- What the task asks -
Begin at the line that has "990, 186, 1004]" and stop after the line that has "181, 870, 247]". Give those lines again with every "arrow-right-icon" swapped for "chevron-right-icon" and nothing else altered.

***

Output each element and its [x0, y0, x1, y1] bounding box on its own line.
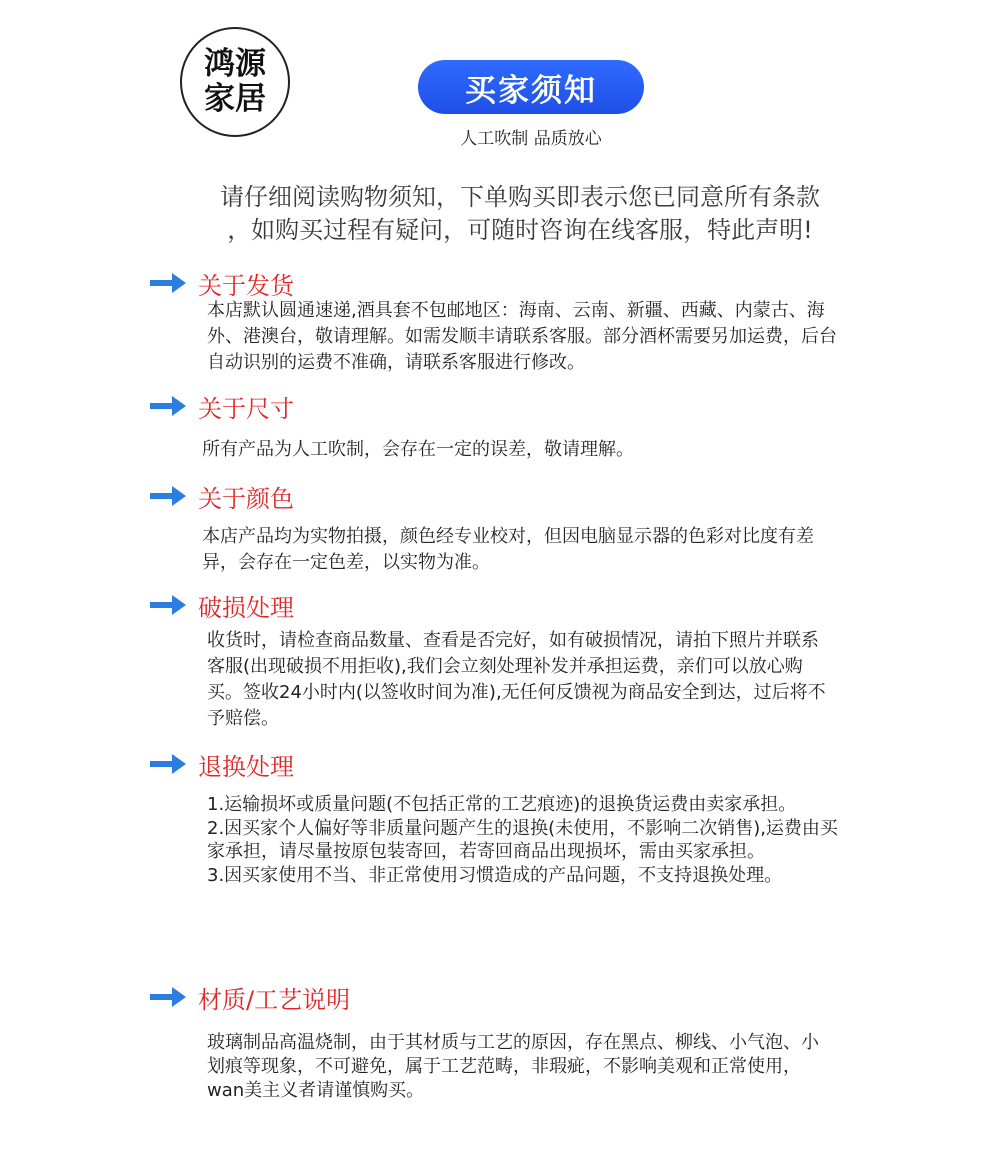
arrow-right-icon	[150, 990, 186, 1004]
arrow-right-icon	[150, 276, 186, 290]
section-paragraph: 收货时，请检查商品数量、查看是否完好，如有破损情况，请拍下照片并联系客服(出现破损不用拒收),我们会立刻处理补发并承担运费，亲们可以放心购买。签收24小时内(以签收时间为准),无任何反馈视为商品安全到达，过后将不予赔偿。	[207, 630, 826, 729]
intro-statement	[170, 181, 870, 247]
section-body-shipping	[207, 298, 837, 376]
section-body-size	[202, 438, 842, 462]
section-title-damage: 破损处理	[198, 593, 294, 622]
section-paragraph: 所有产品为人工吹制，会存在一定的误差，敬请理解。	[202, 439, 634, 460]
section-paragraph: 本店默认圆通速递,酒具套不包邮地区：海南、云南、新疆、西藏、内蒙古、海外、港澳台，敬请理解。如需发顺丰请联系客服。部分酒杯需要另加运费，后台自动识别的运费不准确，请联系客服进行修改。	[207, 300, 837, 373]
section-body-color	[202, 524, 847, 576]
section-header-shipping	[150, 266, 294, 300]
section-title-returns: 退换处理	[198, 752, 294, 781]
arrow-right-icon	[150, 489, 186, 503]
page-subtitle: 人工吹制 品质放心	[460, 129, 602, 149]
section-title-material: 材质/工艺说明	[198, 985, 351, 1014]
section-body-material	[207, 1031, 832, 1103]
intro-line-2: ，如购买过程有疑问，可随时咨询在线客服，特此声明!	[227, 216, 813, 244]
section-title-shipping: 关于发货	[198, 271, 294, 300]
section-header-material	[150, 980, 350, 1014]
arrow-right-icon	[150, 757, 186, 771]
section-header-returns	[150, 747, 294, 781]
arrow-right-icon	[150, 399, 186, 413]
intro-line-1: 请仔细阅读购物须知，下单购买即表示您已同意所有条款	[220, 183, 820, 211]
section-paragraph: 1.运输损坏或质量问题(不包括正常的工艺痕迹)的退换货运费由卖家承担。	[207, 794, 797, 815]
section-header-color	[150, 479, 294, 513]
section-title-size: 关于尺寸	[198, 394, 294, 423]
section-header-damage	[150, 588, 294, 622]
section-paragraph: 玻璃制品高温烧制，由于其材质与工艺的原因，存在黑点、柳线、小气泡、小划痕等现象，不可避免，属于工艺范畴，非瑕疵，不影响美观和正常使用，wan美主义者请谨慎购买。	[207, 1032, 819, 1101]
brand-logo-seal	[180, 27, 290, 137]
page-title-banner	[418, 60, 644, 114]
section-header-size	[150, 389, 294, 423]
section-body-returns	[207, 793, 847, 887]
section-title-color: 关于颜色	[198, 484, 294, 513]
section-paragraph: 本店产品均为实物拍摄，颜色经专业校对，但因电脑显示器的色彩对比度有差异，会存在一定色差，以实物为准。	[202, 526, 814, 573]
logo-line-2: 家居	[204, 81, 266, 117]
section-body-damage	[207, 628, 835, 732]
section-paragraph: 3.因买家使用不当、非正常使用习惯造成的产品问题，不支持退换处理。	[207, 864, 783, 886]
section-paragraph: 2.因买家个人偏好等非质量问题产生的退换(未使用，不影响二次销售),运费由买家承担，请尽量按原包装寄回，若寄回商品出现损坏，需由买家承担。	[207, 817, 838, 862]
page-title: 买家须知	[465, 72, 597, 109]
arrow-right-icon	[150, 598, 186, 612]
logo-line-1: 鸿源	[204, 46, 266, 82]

***

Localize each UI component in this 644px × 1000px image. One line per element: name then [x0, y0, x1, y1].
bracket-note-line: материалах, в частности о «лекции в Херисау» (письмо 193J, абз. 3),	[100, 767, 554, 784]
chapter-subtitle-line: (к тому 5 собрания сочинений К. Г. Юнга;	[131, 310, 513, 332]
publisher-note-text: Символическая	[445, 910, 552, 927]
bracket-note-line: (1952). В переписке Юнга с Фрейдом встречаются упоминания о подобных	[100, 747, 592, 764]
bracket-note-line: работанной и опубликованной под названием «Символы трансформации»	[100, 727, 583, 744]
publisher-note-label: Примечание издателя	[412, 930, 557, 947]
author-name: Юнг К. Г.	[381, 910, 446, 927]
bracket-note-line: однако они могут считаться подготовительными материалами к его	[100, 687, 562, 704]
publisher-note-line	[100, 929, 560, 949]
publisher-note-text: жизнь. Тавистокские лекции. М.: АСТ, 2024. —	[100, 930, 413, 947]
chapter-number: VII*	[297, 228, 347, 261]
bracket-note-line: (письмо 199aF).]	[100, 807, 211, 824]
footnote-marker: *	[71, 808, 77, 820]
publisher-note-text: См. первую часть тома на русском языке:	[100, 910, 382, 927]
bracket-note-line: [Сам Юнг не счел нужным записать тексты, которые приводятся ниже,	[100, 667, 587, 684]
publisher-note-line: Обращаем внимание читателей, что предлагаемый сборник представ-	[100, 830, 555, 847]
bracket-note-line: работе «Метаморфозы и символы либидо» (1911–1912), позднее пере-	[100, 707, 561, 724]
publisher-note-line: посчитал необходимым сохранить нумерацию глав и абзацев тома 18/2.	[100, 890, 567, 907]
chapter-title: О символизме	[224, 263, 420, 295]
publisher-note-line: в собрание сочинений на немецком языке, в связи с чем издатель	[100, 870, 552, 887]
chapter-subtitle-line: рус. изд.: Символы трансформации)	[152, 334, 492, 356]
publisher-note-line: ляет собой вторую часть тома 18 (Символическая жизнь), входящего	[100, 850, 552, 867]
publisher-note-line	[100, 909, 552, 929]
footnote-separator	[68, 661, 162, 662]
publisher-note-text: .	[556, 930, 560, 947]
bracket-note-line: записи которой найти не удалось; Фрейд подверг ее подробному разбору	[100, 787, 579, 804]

***

- Output for this task -
chevron-right-icon	[150, 990, 186, 1004]
chevron-right-icon	[150, 276, 186, 290]
section-paragraph: 收货时，请检查商品数量、查看是否完好，如有破损情况，请拍下照片并联系客服(出现破损不用拒收),我们会立刻处理补发并承担运费，亲们可以放心购买。签收24小时内(以签收时间为准),无任何反馈视为商品安全到达，过后将不予赔偿。	[207, 630, 826, 729]
intro-statement	[170, 181, 870, 247]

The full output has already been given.